(Extracted records)
'''

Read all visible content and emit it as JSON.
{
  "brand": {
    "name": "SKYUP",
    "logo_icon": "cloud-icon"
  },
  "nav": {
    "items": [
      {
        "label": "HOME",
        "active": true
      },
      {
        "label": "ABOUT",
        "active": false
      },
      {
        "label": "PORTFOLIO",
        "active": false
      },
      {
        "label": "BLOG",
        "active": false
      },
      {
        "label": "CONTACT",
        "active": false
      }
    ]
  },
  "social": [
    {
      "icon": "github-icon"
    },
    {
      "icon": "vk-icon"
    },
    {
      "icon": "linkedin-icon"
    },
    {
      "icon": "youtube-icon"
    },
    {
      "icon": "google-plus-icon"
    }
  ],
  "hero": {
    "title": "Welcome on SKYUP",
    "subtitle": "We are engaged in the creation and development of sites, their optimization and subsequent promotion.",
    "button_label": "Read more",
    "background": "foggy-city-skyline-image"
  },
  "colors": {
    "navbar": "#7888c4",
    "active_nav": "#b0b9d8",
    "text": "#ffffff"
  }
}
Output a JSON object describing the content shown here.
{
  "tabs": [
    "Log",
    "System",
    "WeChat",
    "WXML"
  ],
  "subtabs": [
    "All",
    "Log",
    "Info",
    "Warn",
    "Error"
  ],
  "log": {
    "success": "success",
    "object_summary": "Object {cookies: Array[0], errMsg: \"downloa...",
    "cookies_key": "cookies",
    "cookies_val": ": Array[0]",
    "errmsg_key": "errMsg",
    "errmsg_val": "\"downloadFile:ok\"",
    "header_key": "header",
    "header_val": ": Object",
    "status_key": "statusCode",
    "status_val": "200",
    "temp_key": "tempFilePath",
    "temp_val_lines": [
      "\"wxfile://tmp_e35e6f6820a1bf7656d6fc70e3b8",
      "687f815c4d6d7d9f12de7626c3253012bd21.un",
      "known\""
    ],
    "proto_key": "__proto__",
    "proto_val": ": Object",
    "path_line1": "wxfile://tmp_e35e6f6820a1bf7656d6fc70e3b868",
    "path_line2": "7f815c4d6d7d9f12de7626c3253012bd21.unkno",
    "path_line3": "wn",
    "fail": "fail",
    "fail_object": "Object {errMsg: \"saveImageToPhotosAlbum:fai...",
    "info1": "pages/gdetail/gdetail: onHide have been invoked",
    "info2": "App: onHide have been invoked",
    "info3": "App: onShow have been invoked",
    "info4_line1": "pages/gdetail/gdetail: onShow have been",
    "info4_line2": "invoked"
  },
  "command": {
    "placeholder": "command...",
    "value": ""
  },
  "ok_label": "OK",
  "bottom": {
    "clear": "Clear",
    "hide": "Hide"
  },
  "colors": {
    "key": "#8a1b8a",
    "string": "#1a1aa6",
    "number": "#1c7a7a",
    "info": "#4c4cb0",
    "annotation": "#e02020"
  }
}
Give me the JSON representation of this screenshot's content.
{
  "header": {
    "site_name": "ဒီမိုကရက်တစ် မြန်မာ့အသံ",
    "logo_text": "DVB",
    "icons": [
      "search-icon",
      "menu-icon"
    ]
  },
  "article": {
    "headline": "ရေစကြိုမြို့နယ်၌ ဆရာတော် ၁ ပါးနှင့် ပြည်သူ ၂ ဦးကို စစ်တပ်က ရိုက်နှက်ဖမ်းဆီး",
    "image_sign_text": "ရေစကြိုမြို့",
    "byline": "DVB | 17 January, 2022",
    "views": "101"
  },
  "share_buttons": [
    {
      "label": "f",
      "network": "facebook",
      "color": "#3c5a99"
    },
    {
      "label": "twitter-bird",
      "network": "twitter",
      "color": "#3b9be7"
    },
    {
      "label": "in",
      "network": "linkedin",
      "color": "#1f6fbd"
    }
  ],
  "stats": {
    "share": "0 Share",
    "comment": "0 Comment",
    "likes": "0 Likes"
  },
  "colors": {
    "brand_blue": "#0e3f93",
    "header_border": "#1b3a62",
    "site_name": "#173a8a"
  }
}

'''

### Required work:
Transcribe the whole listing exactly.

### Response to the task:
Read all visible content and emit it as JSON.
{
  "brand": {
    "name": "SKYUP",
    "logo_icon": "cloud-icon"
  },
  "nav": {
    "items": [
      {
        "label": "HOME",
        "active": true
      },
      {
        "label": "ABOUT",
        "active": false
      },
      {
        "label": "PORTFOLIO",
        "active": false
      },
      {
        "label": "BLOG",
        "active": false
      },
      {
        "label": "CONTACT",
        "active": false
      }
    ]
  },
  "social": [
    {
      "icon": "github-icon"
    },
    {
      "icon": "vk-icon"
    },
    {
      "icon": "linkedin-icon"
    },
    {
      "icon": "youtube-icon"
    },
    {
      "icon": "google-plus-icon"
    }
  ],
  "hero": {
    "title": "Welcome on SKYUP",
    "subtitle": "We are engaged in the creation and development of sites, their optimization and subsequent promotion.",
    "button_label": "Read more",
    "background": "foggy-city-skyline-image"
  },
  "colors": {
    "navbar": "#7888c4",
    "active_nav": "#b0b9d8",
    "text": "#ffffff"
  }
}
Output a JSON object describing the content shown here.
{
  "tabs": [
    "Log",
    "System",
    "WeChat",
    "WXML"
  ],
  "subtabs": [
    "All",
    "Log",
    "Info",
    "Warn",
    "Error"
  ],
  "log": {
    "success": "success",
    "object_summary": "Object {cookies: Array[0], errMsg: \"downloa...",
    "cookies_key": "cookies",
    "cookies_val": ": Array[0]",
    "errmsg_key": "errMsg",
    "errmsg_val": "\"downloadFile:ok\"",
    "header_key": "header",
    "header_val": ": Object",
    "status_key": "statusCode",
    "status_val": "200",
    "temp_key": "tempFilePath",
    "temp_val_lines": [
      "\"wxfile://tmp_e35e6f6820a1bf7656d6fc70e3b8",
      "687f815c4d6d7d9f12de7626c3253012bd21.un",
      "known\""
    ],
    "proto_key": "__proto__",
    "proto_val": ": Object",
    "path_line1": "wxfile://tmp_e35e6f6820a1bf7656d6fc70e3b868",
    "path_line2": "7f815c4d6d7d9f12de7626c3253012bd21.unkno",
    "path_line3": "wn",
    "fail": "fail",
    "fail_object": "Object {errMsg: \"saveImageToPhotosAlbum:fai...",
    "info1": "pages/gdetail/gdetail: onHide have been invoked",
    "info2": "App: onHide have been invoked",
    "info3": "App: onShow have been invoked",
    "info4_line1": "pages/gdetail/gdetail: onShow have been",
    "info4_line2": "invoked"
  },
  "command": {
    "placeholder": "command...",
    "value": ""
  },
  "ok_label": "OK",
  "bottom": {
    "clear": "Clear",
    "hide": "Hide"
  },
  "colors": {
    "key": "#8a1b8a",
    "string": "#1a1aa6",
    "number": "#1c7a7a",
    "info": "#4c4cb0",
    "annotation": "#e02020"
  }
}
Give me the JSON representation of this screenshot's content.
{
  "header": {
    "site_name": "ဒီမိုကရက်တစ် မြန်မာ့အသံ",
    "logo_text": "DVB",
    "icons": [
      "search-icon",
      "menu-icon"
    ]
  },
  "article": {
    "headline": "ရေစကြိုမြို့နယ်၌ ဆရာတော် ၁ ပါးနှင့် ပြည်သူ ၂ ဦးကို စစ်တပ်က ရိုက်နှက်ဖမ်းဆီး",
    "image_sign_text": "ရေစကြိုမြို့",
    "byline": "DVB | 17 January, 2022",
    "views": "101"
  },
  "share_buttons": [
    {
      "label": "f",
      "network": "facebook",
      "color": "#3c5a99"
    },
    {
      "label": "twitter-bird",
      "network": "twitter",
      "color": "#3b9be7"
    },
    {
      "label": "in",
      "network": "linkedin",
      "color": "#1f6fbd"
    }
  ],
  "stats": {
    "share": "0 Share",
    "comment": "0 Comment",
    "likes": "0 Likes"
  },
  "colors": {
    "brand_blue": "#0e3f93",
    "header_border": "#1b3a62",
    "site_name": "#173a8a"
  }
}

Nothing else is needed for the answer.